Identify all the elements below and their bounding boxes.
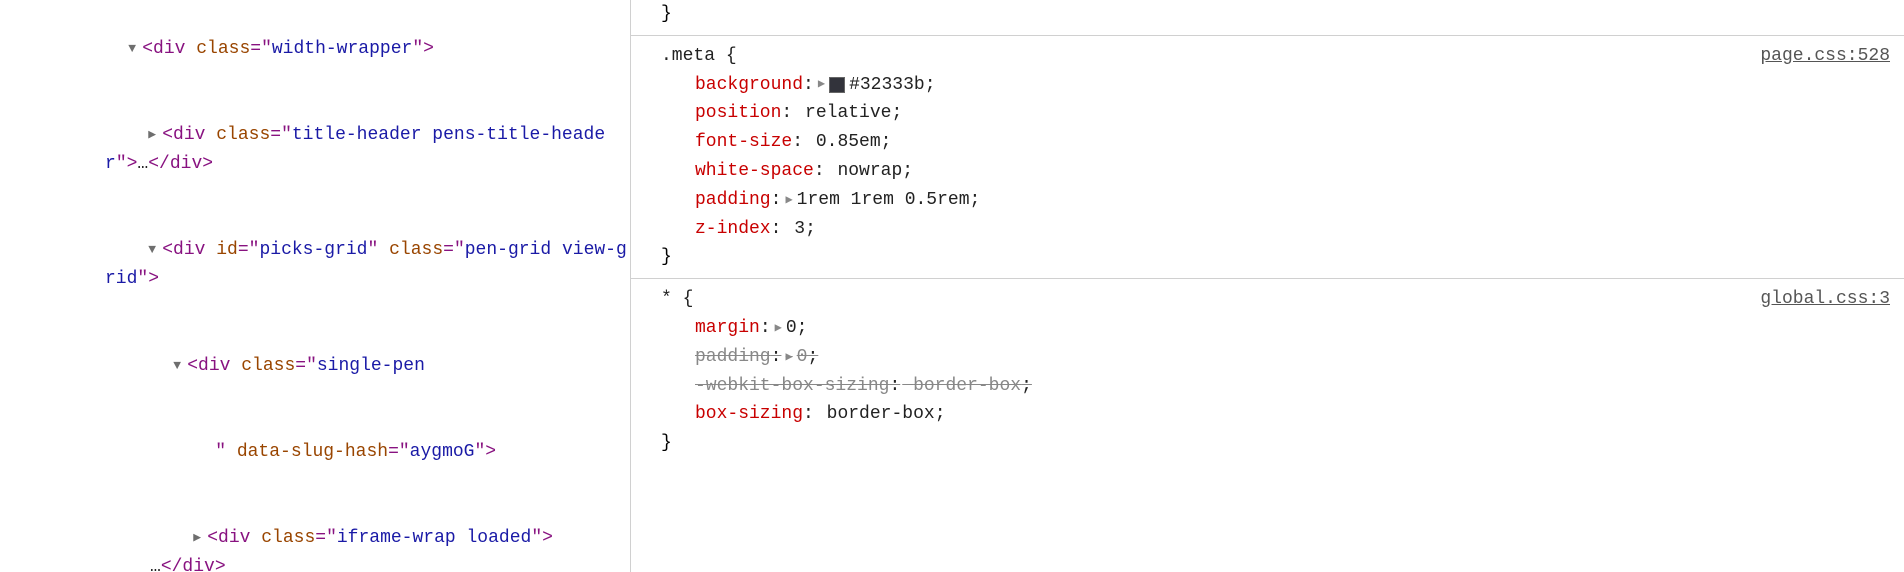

---

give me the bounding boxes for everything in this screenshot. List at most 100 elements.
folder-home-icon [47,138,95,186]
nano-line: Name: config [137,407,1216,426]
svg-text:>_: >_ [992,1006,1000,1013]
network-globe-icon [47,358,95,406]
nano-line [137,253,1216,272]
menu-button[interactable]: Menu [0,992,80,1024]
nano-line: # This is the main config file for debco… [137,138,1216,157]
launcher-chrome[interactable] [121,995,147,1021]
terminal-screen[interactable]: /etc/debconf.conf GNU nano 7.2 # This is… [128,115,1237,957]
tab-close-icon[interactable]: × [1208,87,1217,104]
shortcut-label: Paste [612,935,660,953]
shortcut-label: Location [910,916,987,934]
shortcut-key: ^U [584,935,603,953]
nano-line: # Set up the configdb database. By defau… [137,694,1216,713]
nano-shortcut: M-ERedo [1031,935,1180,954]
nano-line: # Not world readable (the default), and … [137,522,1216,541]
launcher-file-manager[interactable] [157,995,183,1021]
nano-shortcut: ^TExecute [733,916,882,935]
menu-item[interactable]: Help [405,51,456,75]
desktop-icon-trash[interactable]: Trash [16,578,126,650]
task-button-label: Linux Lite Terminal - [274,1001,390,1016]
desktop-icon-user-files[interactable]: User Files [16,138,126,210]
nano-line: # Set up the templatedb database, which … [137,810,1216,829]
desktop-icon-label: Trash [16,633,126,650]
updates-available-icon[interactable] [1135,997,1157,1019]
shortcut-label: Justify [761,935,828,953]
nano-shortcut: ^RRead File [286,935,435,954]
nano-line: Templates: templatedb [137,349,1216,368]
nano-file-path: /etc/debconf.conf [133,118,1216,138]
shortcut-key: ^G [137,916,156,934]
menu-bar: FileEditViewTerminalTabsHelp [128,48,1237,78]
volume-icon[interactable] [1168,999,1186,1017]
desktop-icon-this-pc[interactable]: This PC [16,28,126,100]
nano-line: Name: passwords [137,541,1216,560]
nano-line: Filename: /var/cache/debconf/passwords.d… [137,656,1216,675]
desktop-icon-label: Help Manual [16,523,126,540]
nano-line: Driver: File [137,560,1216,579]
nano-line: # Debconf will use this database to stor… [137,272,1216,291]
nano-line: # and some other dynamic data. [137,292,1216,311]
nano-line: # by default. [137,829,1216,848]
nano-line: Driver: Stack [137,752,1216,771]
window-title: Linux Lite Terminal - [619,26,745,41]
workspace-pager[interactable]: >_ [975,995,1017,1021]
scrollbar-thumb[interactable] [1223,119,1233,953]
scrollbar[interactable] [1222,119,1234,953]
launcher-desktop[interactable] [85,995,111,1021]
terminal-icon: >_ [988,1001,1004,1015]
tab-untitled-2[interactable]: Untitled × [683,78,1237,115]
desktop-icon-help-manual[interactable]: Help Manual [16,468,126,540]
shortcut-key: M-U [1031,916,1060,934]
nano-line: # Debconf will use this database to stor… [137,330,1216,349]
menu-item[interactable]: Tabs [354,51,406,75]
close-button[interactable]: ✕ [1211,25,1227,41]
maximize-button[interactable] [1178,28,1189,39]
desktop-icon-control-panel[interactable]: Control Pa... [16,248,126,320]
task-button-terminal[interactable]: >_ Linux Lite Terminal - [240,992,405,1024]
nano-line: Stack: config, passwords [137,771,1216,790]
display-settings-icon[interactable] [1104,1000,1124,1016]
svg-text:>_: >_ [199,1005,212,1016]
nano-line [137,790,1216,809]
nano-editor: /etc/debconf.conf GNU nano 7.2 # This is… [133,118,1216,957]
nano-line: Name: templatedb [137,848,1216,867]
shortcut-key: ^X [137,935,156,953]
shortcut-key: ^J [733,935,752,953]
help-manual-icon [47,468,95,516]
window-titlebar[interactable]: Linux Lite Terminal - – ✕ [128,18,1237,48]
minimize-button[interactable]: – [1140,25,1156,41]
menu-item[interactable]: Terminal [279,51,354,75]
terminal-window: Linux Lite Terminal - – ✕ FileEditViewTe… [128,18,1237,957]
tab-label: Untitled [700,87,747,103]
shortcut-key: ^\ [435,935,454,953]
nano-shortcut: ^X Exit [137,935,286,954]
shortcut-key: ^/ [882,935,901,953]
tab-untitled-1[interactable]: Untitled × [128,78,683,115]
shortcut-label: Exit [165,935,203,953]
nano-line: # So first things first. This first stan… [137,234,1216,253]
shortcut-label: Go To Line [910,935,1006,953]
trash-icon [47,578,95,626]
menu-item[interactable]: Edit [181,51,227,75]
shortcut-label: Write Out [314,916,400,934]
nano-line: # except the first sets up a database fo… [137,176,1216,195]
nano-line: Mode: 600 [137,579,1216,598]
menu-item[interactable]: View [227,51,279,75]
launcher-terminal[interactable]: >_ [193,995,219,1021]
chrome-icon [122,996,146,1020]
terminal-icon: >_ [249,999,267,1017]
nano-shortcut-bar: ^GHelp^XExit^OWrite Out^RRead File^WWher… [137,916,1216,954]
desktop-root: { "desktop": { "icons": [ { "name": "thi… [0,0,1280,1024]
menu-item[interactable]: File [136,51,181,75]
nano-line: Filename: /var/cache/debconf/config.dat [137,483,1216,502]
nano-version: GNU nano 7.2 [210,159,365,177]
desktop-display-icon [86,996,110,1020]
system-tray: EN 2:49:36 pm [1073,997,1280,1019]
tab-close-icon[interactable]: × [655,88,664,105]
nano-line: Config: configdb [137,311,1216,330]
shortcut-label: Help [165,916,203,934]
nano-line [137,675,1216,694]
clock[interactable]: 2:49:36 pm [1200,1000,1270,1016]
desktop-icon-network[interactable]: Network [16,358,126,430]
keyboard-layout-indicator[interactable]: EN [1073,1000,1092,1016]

* * *

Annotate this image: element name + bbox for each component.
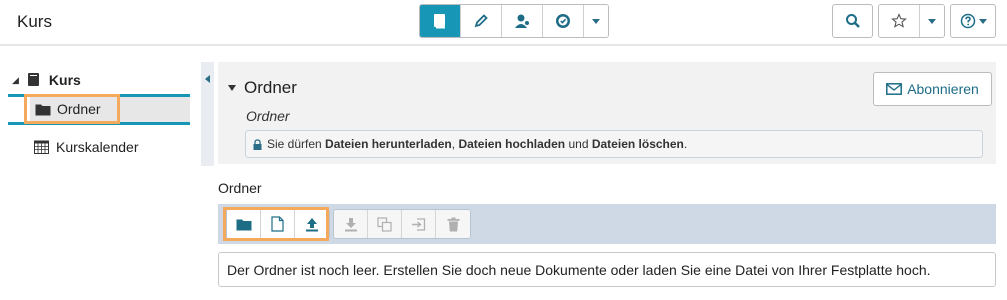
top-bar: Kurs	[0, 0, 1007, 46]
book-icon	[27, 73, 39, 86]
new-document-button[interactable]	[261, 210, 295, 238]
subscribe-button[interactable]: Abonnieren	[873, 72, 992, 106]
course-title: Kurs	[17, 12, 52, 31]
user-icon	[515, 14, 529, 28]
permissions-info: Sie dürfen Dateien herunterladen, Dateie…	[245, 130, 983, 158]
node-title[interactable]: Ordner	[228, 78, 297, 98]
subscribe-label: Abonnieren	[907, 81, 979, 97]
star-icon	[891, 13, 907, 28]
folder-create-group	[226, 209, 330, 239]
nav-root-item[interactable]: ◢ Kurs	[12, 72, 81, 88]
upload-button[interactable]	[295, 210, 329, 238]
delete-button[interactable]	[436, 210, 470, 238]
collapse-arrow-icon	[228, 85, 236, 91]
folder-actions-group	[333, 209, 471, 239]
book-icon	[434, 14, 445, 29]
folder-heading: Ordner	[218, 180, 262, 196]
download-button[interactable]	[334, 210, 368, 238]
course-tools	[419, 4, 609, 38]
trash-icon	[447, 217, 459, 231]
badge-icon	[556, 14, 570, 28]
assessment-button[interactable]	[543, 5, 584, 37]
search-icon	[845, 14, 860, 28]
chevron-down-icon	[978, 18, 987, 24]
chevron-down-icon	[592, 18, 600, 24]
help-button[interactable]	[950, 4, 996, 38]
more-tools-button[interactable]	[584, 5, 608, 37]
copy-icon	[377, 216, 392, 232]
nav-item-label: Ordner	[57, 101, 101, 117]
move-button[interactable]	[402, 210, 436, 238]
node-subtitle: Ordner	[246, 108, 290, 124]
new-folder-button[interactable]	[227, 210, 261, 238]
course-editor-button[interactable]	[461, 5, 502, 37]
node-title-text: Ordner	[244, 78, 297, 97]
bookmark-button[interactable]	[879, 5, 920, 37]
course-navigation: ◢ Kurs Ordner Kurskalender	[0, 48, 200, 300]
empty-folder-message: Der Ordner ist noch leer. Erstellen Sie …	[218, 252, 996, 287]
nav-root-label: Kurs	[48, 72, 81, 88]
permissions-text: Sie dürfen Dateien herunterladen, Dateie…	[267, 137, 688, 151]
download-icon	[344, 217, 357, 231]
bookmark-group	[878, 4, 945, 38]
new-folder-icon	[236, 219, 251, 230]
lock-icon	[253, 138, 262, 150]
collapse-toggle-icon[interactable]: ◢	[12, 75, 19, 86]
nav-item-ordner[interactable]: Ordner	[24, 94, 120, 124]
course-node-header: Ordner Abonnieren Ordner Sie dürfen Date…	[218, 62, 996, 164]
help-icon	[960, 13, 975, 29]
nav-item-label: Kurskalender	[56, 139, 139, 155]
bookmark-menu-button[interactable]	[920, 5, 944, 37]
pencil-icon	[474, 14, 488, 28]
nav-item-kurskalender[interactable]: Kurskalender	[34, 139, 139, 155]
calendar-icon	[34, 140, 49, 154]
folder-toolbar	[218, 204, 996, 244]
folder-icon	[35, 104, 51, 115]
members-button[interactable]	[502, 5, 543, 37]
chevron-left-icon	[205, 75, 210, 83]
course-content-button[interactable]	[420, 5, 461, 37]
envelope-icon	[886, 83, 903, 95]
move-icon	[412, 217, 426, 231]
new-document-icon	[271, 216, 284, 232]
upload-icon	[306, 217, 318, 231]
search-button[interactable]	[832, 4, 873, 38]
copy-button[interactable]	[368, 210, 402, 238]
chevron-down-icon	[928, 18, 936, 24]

(What is required)
Extract the lines beginning with the one that contains "give me the" and running through the one that contains "volume-icon[interactable] [1168,999,1186,1017]", and reproduce them word for word.

(Reply to the task)
give me the bounding boxes for everything in this screenshot. List at most 100 elements.
folder-home-icon [47,138,95,186]
nano-line: Name: config [137,407,1216,426]
svg-text:>_: >_ [992,1006,1000,1013]
network-globe-icon [47,358,95,406]
nano-line [137,253,1216,272]
menu-button[interactable]: Menu [0,992,80,1024]
nano-line: # This is the main config file for debco… [137,138,1216,157]
launcher-chrome[interactable] [121,995,147,1021]
terminal-screen[interactable]: /etc/debconf.conf GNU nano 7.2 # This is… [128,115,1237,957]
tab-close-icon[interactable]: × [1208,87,1217,104]
shortcut-label: Paste [612,935,660,953]
shortcut-label: Location [910,916,987,934]
shortcut-key: ^U [584,935,603,953]
nano-line: # Set up the configdb database. By defau… [137,694,1216,713]
nano-shortcut: M-ERedo [1031,935,1180,954]
nano-line: # Not world readable (the default), and … [137,522,1216,541]
launcher-file-manager[interactable] [157,995,183,1021]
nano-shortcut: ^TExecute [733,916,882,935]
menu-item[interactable]: Help [405,51,456,75]
desktop-icon-trash[interactable]: Trash [16,578,126,650]
task-button-label: Linux Lite Terminal - [274,1001,390,1016]
desktop-icon-user-files[interactable]: User Files [16,138,126,210]
nano-line: # Set up the templatedb database, which … [137,810,1216,829]
desktop-icon-label: Trash [16,633,126,650]
updates-available-icon[interactable] [1135,997,1157,1019]
shortcut-label: Justify [761,935,828,953]
nano-shortcut: ^RRead File [286,935,435,954]
nano-line: Templates: templatedb [137,349,1216,368]
nano-file-path: /etc/debconf.conf [133,118,1216,138]
shortcut-key: ^G [137,916,156,934]
menu-bar: FileEditViewTerminalTabsHelp [128,48,1237,78]
volume-icon[interactable] [1168,999,1186,1017]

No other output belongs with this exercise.